_THE REQUEST_
Go through the data below. List every line that holds the word "name".

** BEGIN **

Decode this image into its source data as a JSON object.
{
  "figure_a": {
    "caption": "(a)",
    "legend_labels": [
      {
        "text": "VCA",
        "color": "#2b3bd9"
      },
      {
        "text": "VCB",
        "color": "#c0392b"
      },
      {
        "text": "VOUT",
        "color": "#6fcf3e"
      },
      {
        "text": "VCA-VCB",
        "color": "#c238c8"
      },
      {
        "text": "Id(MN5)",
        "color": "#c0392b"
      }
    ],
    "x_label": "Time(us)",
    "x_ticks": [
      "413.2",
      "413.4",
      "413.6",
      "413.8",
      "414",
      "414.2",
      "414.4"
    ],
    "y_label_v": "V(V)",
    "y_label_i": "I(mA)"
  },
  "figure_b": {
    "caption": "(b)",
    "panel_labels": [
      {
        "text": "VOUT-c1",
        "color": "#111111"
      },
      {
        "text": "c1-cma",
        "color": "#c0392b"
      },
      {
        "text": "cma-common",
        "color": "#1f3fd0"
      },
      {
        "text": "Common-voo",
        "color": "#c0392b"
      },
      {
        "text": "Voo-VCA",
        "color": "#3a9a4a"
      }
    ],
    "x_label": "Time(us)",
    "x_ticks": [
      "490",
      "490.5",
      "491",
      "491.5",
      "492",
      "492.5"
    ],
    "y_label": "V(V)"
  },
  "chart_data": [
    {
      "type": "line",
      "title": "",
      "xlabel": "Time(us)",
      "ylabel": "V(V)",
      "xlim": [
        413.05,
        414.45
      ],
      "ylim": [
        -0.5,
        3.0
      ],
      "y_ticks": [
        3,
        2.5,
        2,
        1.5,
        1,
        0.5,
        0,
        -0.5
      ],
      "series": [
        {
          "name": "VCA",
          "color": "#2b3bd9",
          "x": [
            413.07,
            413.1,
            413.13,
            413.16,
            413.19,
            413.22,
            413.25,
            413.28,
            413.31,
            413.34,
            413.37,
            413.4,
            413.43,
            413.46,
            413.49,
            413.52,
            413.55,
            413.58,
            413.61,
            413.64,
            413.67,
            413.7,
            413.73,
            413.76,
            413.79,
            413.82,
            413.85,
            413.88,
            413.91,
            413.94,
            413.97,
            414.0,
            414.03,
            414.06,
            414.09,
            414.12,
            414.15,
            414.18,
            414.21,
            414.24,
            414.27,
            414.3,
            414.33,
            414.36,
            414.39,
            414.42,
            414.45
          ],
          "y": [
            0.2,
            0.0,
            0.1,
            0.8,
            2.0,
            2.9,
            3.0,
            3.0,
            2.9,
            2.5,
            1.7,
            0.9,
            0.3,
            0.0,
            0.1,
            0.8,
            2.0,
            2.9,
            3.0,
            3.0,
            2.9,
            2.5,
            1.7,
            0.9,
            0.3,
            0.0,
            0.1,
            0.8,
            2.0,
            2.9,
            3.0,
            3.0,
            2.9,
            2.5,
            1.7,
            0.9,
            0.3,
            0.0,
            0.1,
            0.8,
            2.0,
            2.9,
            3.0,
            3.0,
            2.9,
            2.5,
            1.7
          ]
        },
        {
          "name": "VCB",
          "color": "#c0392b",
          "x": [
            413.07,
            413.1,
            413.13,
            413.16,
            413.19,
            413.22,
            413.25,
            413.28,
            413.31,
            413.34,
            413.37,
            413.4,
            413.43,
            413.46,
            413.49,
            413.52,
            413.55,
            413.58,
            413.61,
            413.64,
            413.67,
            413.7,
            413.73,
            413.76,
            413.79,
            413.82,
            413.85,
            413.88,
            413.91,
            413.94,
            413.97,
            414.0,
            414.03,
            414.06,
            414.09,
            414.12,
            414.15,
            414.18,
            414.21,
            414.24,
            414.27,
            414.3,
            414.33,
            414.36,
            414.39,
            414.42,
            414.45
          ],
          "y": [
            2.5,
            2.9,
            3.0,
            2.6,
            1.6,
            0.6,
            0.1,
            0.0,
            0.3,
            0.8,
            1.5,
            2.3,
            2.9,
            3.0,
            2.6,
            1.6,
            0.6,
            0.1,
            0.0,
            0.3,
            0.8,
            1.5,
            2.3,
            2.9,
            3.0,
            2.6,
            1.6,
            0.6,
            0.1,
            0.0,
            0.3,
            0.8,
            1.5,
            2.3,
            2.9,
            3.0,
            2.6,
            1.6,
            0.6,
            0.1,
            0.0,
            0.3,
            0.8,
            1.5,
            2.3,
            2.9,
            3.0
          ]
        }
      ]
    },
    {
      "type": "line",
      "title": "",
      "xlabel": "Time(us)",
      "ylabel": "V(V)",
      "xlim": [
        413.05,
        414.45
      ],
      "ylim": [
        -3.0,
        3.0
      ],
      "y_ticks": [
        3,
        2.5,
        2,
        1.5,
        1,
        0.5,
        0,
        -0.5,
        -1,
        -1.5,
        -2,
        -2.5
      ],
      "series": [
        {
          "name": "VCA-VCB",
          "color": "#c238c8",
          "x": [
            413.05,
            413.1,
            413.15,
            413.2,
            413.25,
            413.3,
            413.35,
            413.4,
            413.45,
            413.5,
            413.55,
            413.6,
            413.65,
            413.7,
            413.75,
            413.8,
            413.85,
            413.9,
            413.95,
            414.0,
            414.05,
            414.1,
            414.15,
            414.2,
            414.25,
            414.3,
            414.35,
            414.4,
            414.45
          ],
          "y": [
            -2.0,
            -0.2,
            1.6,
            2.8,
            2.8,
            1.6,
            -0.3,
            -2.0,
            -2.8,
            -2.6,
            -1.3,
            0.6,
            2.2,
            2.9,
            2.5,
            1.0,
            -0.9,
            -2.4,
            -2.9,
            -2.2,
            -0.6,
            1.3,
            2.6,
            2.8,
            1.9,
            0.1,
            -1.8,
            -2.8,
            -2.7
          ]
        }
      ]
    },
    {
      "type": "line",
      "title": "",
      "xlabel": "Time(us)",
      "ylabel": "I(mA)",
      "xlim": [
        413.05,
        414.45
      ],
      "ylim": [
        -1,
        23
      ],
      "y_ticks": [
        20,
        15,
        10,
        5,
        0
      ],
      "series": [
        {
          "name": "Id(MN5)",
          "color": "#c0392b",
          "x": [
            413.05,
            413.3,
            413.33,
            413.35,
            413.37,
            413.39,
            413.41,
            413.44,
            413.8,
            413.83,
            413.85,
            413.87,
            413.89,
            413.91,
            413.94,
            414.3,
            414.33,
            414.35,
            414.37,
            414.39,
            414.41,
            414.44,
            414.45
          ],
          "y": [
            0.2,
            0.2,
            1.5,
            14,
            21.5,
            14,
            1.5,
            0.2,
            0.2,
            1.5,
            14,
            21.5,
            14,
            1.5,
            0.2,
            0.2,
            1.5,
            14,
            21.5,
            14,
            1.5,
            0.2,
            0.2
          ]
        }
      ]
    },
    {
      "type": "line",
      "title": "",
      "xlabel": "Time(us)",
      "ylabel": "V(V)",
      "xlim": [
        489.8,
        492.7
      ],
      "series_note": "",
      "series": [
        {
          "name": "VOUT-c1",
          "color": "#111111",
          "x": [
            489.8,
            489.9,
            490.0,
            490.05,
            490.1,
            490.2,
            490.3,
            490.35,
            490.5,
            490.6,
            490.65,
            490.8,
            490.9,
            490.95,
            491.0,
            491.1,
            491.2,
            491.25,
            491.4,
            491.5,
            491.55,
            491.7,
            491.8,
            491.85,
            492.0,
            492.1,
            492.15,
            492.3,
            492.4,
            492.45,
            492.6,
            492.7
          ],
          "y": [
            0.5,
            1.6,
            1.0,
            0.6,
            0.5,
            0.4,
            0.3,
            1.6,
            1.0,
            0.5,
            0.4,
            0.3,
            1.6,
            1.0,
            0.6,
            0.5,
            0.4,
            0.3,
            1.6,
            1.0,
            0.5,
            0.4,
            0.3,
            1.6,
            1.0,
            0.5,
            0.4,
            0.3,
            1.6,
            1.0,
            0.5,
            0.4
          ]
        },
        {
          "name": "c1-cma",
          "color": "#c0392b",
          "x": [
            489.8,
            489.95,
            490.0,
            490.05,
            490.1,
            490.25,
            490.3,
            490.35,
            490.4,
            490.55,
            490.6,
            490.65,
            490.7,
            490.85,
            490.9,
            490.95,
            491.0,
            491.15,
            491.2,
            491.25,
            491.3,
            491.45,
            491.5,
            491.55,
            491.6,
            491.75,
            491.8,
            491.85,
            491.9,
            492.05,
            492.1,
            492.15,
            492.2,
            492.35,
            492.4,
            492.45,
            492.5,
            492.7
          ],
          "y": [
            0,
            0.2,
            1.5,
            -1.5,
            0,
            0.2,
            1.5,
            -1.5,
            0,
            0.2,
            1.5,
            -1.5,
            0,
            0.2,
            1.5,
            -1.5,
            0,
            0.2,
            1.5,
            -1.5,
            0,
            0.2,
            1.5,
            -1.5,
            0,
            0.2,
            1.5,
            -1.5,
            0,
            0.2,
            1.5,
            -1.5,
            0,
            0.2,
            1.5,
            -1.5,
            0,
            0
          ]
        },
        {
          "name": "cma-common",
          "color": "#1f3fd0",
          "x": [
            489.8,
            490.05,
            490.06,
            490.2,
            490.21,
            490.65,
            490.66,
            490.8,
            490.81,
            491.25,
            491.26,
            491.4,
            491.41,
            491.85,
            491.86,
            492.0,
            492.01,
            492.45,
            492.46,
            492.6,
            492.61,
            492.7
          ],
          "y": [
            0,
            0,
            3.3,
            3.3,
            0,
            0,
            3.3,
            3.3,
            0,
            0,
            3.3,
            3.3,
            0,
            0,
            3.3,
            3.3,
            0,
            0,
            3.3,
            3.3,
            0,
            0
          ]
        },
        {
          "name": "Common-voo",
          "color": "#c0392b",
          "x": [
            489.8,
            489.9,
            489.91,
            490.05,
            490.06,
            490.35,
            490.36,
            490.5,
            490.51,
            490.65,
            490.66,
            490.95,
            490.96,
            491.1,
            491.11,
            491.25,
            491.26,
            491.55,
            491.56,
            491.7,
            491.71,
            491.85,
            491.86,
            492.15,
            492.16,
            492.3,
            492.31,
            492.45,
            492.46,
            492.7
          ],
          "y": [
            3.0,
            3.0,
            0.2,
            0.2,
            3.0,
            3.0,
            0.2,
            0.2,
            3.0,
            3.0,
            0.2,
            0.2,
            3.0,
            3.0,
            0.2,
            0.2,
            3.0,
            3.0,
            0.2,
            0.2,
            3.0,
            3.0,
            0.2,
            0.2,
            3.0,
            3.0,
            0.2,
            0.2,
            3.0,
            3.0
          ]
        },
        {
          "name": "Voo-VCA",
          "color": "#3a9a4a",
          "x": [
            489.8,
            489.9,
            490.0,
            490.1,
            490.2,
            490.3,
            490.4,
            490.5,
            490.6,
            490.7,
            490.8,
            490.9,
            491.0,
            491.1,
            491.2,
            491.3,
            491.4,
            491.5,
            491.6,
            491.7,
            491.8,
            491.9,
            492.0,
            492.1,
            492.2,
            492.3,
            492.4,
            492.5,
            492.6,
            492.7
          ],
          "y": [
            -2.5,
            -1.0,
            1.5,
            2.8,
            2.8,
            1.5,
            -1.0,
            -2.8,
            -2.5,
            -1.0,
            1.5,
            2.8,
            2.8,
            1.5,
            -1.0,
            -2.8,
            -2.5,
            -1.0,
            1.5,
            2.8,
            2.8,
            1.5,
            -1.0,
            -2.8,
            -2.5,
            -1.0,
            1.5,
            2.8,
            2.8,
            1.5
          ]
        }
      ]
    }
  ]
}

** END **

_SOLUTION FOR THIS TASK_
          "name": "VCA",
          "name": "VCB",
          "name": "VCA-VCB",
          "name": "Id(MN5)",
          "name": "VOUT-c1",
          "name": "c1-cma",
          "name": "cma-common",
          "name": "Common-voo",
          "name": "Voo-VCA",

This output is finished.